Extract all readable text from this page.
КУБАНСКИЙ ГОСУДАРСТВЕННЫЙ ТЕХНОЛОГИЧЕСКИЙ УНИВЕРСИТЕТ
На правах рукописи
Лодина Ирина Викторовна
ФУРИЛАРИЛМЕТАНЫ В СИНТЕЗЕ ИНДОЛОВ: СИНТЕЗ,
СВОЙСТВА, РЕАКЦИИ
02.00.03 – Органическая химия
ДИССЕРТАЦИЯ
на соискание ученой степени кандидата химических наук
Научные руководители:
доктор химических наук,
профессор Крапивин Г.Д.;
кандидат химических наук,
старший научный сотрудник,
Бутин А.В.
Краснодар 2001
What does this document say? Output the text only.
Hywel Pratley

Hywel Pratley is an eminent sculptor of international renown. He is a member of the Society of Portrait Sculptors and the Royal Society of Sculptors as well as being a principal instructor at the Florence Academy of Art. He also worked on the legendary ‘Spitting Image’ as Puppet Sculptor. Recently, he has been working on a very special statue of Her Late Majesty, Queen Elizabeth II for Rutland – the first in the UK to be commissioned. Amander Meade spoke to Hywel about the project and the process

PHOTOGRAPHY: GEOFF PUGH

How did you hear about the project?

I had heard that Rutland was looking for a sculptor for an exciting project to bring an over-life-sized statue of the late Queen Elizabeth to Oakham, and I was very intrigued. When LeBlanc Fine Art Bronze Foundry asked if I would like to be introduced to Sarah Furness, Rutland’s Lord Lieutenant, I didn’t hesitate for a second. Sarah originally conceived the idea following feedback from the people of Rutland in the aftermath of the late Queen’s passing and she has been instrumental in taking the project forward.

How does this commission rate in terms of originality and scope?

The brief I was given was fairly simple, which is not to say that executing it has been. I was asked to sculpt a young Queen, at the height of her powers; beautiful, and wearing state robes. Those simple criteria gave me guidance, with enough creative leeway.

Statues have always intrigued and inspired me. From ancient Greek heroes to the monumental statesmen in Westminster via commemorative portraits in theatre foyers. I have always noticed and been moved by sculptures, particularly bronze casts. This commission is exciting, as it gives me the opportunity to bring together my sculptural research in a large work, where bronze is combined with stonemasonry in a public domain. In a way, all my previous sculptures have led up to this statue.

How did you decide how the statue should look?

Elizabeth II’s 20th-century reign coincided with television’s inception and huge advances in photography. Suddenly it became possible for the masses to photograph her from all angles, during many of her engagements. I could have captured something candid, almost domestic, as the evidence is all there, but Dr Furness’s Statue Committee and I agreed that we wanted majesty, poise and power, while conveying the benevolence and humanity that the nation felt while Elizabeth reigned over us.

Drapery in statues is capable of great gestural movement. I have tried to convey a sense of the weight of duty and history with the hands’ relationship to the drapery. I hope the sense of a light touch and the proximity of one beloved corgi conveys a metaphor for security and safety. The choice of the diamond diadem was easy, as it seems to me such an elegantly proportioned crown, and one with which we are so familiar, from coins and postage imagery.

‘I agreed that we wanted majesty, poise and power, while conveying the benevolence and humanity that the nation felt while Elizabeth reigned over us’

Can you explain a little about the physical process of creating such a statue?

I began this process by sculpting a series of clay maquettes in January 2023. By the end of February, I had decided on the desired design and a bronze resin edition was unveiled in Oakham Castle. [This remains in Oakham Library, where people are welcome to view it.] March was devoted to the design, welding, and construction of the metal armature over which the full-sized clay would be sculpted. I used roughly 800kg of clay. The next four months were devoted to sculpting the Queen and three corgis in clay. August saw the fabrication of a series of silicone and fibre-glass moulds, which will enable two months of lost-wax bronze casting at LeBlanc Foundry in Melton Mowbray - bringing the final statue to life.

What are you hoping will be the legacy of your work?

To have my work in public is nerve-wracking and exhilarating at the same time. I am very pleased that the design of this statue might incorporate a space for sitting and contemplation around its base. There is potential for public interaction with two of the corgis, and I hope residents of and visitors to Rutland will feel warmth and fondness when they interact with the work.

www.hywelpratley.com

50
⁂
▶ [EXERCISE BRIEF]:
Look through the entries above and list every line containing "химических".

▶ [TASK RESULT]:
на соискание ученой степени кандидата химических наук
доктор химических наук,
кандидат химических наук,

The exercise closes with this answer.